WHAT YOU WILL DO
Restate the full set of records exactly, word for word.

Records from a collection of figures
Begin
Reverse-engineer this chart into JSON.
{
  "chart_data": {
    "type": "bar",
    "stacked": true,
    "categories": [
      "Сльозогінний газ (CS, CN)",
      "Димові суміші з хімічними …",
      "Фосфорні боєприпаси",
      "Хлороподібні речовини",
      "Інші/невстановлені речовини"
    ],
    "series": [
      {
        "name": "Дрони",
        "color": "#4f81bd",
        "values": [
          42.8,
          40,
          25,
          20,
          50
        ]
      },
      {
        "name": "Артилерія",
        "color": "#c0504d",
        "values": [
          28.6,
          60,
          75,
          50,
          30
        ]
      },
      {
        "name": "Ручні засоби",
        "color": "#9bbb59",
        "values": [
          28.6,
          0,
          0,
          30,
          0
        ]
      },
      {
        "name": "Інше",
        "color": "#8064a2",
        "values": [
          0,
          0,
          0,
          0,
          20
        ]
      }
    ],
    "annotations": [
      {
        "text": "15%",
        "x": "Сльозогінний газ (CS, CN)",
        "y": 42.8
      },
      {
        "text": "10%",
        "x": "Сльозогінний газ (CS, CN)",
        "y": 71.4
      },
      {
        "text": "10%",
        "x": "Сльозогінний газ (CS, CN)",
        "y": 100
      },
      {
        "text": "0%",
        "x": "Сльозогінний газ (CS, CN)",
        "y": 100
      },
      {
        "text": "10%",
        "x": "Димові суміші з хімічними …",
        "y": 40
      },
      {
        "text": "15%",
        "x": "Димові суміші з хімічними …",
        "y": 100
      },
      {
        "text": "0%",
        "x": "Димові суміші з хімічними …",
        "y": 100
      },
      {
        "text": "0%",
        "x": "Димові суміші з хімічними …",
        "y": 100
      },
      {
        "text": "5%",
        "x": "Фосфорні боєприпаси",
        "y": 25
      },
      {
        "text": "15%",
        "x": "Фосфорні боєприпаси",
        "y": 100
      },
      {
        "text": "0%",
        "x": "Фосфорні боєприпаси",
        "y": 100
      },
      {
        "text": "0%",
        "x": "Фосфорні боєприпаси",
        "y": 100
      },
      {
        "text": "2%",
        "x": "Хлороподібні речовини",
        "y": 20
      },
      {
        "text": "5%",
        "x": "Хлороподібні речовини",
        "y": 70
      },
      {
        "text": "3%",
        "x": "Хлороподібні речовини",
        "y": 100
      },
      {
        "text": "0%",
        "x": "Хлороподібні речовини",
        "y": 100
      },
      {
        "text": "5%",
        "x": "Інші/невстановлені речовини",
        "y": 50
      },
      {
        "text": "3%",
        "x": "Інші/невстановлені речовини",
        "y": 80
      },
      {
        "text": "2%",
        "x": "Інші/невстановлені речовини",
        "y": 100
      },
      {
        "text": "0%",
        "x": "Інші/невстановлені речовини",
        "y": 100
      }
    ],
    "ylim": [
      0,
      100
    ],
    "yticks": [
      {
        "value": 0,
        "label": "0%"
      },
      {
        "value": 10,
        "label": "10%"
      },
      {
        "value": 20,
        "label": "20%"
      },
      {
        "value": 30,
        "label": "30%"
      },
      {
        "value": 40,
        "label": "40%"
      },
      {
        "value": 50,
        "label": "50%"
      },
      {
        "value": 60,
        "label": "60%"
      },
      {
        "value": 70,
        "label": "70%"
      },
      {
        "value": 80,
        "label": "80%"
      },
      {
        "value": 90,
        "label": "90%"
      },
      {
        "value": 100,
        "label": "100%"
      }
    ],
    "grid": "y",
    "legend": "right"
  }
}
End
ANSWER BELOW
Reverse-engineer this chart into JSON.
{
  "chart_data": {
    "type": "bar",
    "stacked": true,
    "categories": [
      "Сльозогінний газ (CS, CN)",
      "Димові суміші з хімічними …",
      "Фосфорні боєприпаси",
      "Хлороподібні речовини",
      "Інші/невстановлені речовини"
    ],
    "series": [
      {
        "name": "Дрони",
        "color": "#4f81bd",
        "values": [
          42.8,
          40,
          25,
          20,
          50
        ]
      },
      {
        "name": "Артилерія",
        "color": "#c0504d",
        "values": [
          28.6,
          60,
          75,
          50,
          30
        ]
      },
      {
        "name": "Ручні засоби",
        "color": "#9bbb59",
        "values": [
          28.6,
          0,
          0,
          30,
          0
        ]
      },
      {
        "name": "Інше",
        "color": "#8064a2",
        "values": [
          0,
          0,
          0,
          0,
          20
        ]
      }
    ],
    "annotations": [
      {
        "text": "15%",
        "x": "Сльозогінний газ (CS, CN)",
        "y": 42.8
      },
      {
        "text": "10%",
        "x": "Сльозогінний газ (CS, CN)",
        "y": 71.4
      },
      {
        "text": "10%",
        "x": "Сльозогінний газ (CS, CN)",
        "y": 100
      },
      {
        "text": "0%",
        "x": "Сльозогінний газ (CS, CN)",
        "y": 100
      },
      {
        "text": "10%",
        "x": "Димові суміші з хімічними …",
        "y": 40
      },
      {
        "text": "15%",
        "x": "Димові суміші з хімічними …",
        "y": 100
      },
      {
        "text": "0%",
        "x": "Димові суміші з хімічними …",
        "y": 100
      },
      {
        "text": "0%",
        "x": "Димові суміші з хімічними …",
        "y": 100
      },
      {
        "text": "5%",
        "x": "Фосфорні боєприпаси",
        "y": 25
      },
      {
        "text": "15%",
        "x": "Фосфорні боєприпаси",
        "y": 100
      },
      {
        "text": "0%",
        "x": "Фосфорні боєприпаси",
        "y": 100
      },
      {
        "text": "0%",
        "x": "Фосфорні боєприпаси",
        "y": 100
      },
      {
        "text": "2%",
        "x": "Хлороподібні речовини",
        "y": 20
      },
      {
        "text": "5%",
        "x": "Хлороподібні речовини",
        "y": 70
      },
      {
        "text": "3%",
        "x": "Хлороподібні речовини",
        "y": 100
      },
      {
        "text": "0%",
        "x": "Хлороподібні речовини",
        "y": 100
      },
      {
        "text": "5%",
        "x": "Інші/невстановлені речовини",
        "y": 50
      },
      {
        "text": "3%",
        "x": "Інші/невстановлені речовини",
        "y": 80
      },
      {
        "text": "2%",
        "x": "Інші/невстановлені речовини",
        "y": 100
      },
      {
        "text": "0%",
        "x": "Інші/невстановлені речовини",
        "y": 100
      }
    ],
    "ylim": [
      0,
      100
    ],
    "yticks": [
      {
        "value": 0,
        "label": "0%"
      },
      {
        "value": 10,
        "label": "10%"
      },
      {
        "value": 20,
        "label": "20%"
      },
      {
        "value": 30,
        "label": "30%"
      },
      {
        "value": 40,
        "label": "40%"
      },
      {
        "value": 50,
        "label": "50%"
      },
      {
        "value": 60,
        "label": "60%"
      },
      {
        "value": 70,
        "label": "70%"
      },
      {
        "value": 80,
        "label": "80%"
      },
      {
        "value": 90,
        "label": "90%"
      },
      {
        "value": 100,
        "label": "100%"
      }
    ],
    "grid": "y",
    "legend": "right"
  }
}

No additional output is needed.